Stored dataset items:
-------------------------
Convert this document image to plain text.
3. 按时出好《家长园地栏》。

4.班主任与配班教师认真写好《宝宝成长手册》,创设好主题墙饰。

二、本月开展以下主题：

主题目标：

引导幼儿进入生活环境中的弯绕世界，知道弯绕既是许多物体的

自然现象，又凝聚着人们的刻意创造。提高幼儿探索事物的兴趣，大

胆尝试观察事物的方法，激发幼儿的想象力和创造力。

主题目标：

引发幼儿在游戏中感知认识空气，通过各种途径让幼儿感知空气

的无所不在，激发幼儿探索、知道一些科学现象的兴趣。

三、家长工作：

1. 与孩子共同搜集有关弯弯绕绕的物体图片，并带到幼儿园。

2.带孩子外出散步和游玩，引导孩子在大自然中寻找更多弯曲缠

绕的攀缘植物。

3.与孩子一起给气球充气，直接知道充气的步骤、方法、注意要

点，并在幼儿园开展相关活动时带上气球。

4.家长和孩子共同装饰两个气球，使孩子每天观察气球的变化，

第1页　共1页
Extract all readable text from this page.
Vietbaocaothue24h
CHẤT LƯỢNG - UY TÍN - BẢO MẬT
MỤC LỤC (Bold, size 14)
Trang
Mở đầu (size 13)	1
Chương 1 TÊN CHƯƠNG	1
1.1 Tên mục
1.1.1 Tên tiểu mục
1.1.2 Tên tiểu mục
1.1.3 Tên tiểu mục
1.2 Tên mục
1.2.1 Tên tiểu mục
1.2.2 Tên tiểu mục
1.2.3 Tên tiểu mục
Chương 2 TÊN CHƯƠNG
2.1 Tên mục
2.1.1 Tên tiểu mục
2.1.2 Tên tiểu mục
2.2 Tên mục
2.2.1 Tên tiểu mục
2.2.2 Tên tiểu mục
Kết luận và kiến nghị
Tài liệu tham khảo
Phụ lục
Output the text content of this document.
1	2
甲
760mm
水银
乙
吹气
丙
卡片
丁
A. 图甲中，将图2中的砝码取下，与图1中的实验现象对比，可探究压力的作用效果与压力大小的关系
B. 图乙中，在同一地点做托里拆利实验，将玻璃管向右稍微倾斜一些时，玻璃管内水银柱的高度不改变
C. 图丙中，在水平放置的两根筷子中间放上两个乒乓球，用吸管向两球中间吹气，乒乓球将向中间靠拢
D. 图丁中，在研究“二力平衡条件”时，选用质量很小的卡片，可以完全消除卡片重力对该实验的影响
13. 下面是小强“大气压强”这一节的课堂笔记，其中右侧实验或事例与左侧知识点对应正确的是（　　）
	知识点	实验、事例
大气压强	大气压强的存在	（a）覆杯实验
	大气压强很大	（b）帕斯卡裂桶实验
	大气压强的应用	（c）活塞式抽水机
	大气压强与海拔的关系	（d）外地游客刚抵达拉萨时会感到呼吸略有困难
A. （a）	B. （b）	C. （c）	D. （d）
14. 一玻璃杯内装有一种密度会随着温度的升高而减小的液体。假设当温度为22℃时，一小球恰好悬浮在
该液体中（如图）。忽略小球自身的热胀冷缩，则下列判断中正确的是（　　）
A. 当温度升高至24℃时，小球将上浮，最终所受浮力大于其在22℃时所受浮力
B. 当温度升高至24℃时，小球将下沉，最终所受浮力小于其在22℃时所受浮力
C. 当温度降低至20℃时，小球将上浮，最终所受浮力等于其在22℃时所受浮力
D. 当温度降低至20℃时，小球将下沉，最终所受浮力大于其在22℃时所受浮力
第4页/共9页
-------------------------
### YOUR GOAL:
For each line in the data above that contains the string "this", extract the line.

### EXPECTED OUTPUT:
Convert this document image to plain text.
Extract all readable text from this page.
Output the text content of this document.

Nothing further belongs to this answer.